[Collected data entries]
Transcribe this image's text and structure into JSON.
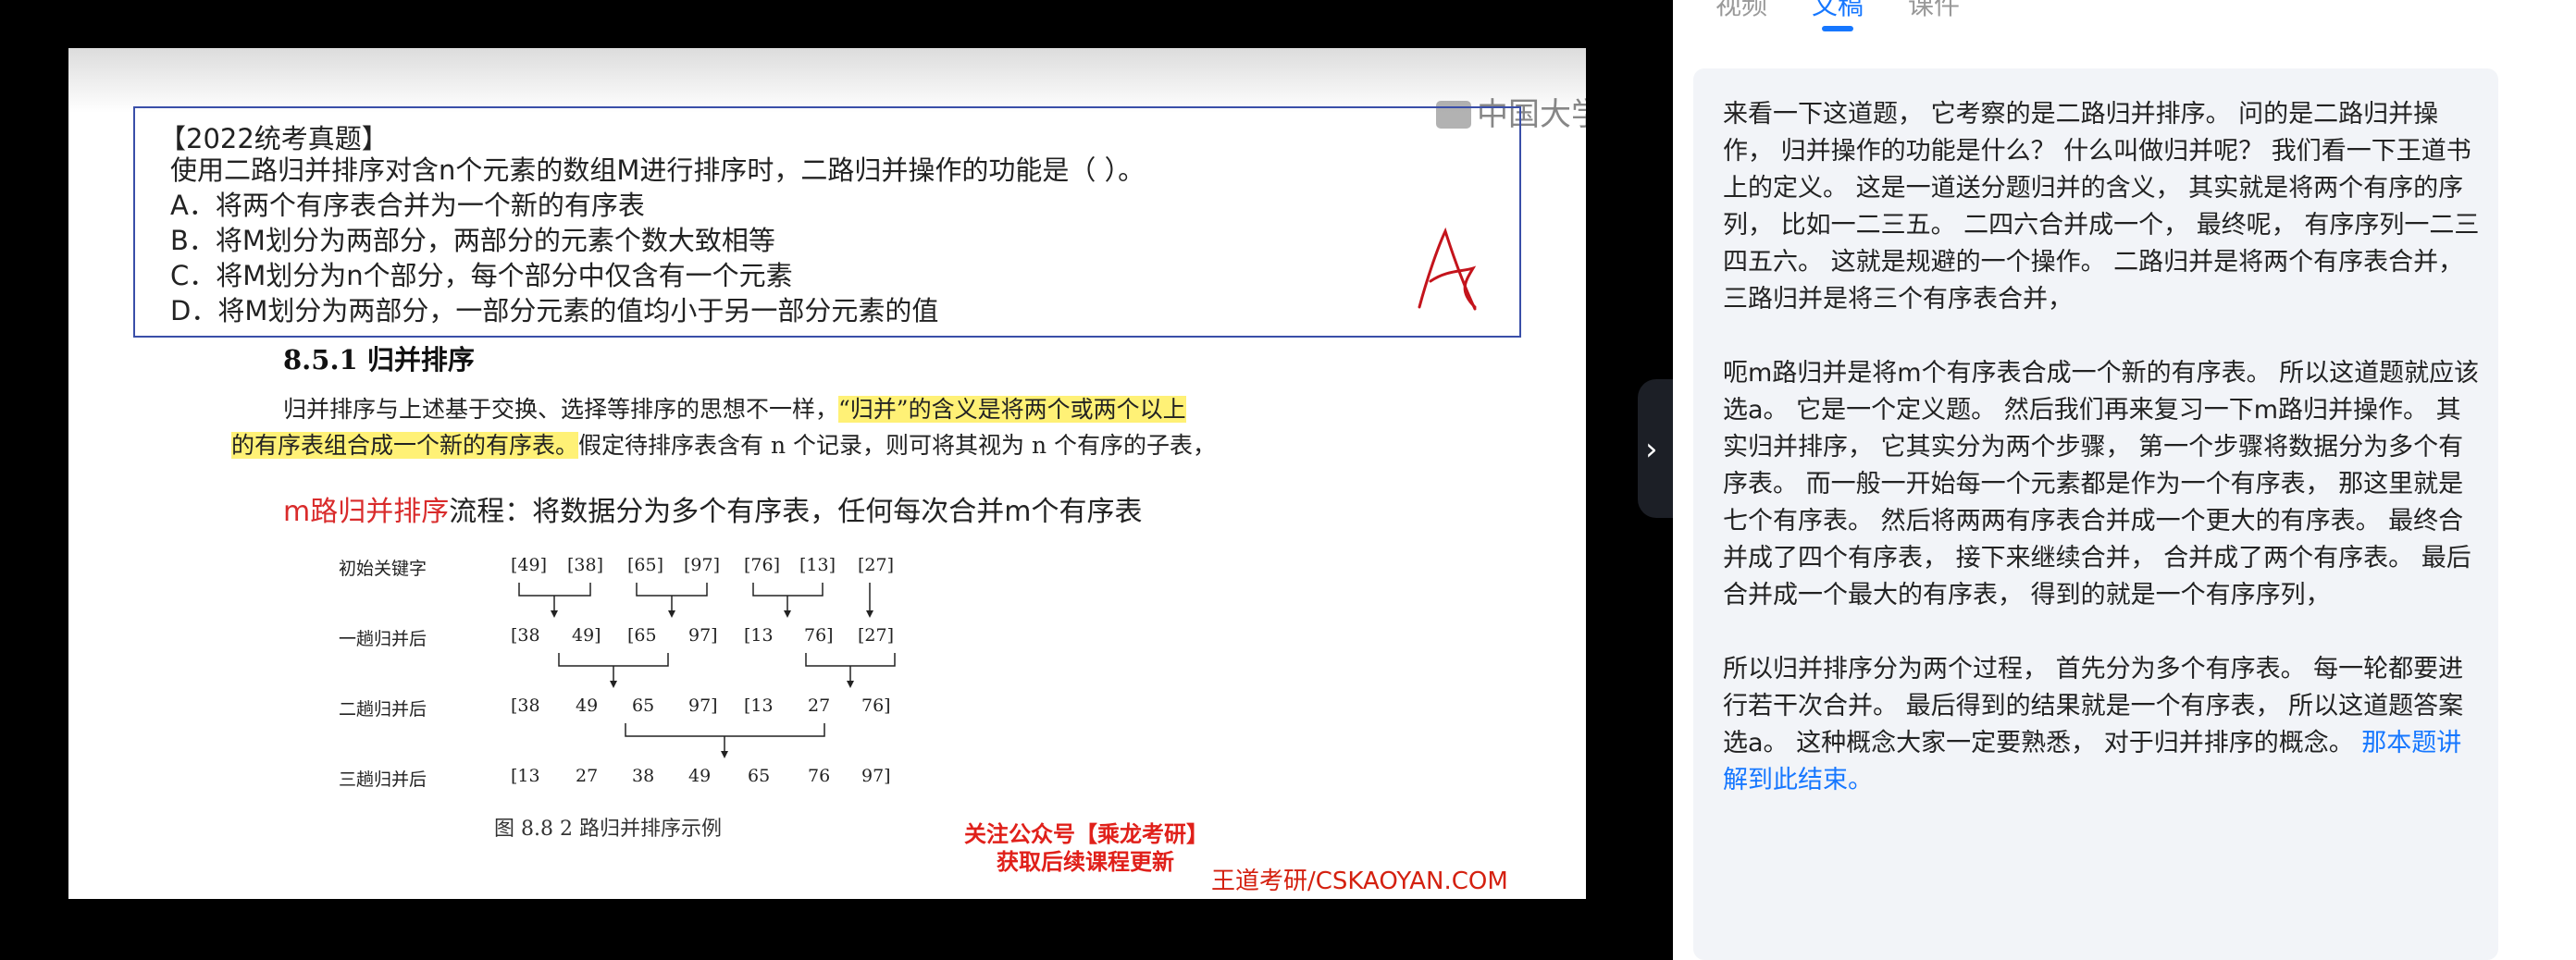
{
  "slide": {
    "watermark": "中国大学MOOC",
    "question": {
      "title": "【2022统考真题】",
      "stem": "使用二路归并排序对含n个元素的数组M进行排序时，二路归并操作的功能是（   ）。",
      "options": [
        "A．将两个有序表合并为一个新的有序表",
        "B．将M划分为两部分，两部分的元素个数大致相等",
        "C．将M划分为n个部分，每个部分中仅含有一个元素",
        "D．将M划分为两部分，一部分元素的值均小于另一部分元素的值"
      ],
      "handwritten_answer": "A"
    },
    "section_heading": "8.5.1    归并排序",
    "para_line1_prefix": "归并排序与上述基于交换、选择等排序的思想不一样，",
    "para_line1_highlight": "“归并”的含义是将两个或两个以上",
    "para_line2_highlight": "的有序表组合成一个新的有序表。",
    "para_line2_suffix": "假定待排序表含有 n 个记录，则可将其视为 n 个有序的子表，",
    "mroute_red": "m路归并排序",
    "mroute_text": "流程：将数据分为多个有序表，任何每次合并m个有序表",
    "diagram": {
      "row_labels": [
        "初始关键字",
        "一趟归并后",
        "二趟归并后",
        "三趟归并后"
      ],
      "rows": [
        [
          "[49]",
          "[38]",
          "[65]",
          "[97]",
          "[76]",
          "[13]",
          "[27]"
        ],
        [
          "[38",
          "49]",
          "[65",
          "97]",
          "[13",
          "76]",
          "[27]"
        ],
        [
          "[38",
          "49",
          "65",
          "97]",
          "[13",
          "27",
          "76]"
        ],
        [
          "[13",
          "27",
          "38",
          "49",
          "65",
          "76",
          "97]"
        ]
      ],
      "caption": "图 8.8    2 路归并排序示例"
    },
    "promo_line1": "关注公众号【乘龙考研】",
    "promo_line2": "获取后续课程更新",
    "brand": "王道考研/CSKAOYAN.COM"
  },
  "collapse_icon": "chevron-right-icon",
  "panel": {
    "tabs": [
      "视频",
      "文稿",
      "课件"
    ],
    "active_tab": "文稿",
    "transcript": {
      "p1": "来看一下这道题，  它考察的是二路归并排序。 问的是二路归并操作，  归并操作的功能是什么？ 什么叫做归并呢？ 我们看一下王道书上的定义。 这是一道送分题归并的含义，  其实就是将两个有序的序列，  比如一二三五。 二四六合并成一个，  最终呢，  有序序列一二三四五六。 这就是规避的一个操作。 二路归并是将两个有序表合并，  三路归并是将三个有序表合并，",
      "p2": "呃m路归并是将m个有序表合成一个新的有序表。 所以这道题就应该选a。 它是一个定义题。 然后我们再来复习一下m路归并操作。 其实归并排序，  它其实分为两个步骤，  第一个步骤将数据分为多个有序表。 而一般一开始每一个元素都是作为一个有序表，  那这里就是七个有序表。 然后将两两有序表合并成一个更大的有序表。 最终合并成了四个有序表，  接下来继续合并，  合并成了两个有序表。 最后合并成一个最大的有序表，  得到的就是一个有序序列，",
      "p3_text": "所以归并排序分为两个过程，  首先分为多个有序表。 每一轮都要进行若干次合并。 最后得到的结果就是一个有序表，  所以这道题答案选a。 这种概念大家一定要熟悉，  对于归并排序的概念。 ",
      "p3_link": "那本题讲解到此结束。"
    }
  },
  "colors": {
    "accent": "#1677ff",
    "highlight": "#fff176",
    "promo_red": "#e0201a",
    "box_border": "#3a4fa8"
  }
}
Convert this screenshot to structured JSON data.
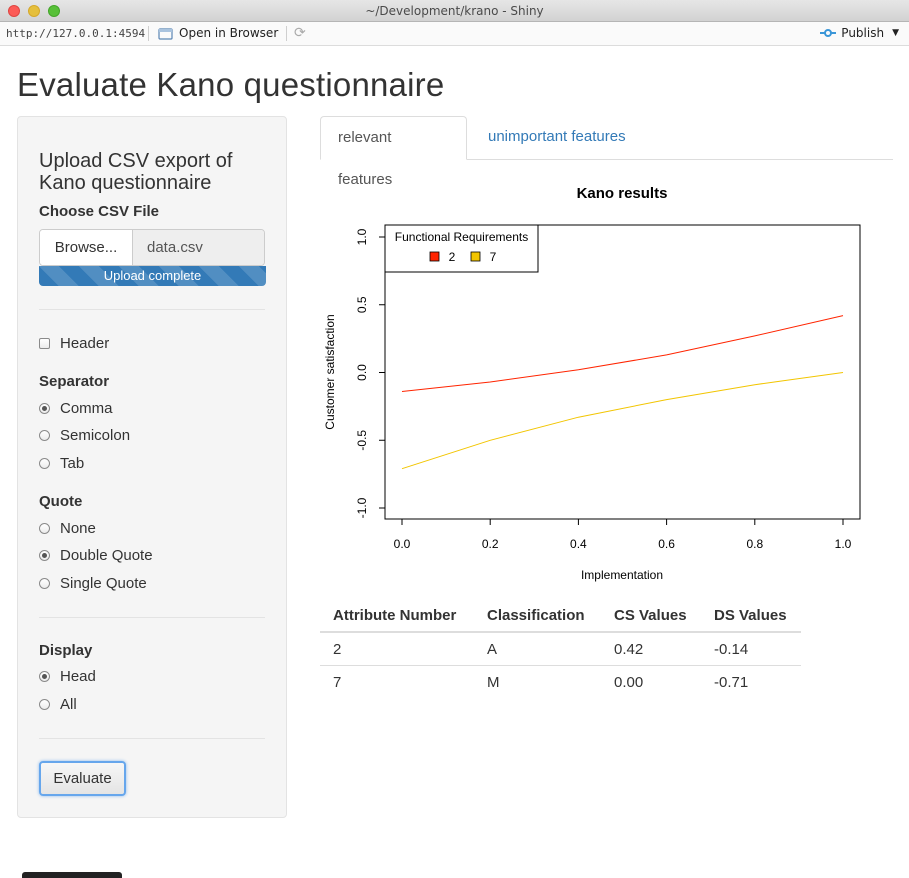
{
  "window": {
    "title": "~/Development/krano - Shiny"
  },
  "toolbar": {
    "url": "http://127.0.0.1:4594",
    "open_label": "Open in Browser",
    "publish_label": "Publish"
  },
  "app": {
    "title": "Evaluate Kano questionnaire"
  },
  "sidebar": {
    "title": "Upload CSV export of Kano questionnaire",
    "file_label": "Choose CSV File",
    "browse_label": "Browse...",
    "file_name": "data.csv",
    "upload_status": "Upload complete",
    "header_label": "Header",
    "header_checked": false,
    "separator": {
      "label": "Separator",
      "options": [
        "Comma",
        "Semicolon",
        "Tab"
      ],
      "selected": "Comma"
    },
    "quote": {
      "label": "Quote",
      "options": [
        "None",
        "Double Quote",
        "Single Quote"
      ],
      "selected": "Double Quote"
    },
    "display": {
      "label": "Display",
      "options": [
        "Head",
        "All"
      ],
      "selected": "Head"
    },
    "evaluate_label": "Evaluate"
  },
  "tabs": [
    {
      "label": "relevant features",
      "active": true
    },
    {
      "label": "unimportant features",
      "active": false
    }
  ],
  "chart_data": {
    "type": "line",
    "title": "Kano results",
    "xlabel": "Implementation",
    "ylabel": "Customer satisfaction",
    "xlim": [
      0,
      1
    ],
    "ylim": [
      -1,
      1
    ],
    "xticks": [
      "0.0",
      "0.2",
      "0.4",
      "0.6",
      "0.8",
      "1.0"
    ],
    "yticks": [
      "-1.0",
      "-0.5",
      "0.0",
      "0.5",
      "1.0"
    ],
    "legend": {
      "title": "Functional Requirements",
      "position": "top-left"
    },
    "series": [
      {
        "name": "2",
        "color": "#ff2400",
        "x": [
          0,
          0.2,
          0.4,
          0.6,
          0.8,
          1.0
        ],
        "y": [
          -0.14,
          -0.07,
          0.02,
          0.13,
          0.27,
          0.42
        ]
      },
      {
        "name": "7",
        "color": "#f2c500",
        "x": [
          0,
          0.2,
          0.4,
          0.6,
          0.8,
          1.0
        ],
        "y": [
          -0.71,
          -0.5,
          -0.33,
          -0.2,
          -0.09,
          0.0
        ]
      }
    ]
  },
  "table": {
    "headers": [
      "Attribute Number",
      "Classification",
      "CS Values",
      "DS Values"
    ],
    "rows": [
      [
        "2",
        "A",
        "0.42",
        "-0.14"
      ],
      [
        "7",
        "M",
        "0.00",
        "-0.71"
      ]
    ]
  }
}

- **INSTRUCTIONS TO FOLLOW**
Return, from the data, each line that has the word "Double" in it.

- **SOLVED PROBLEM**
        "Double Quote",
      "selected": "Double Quote"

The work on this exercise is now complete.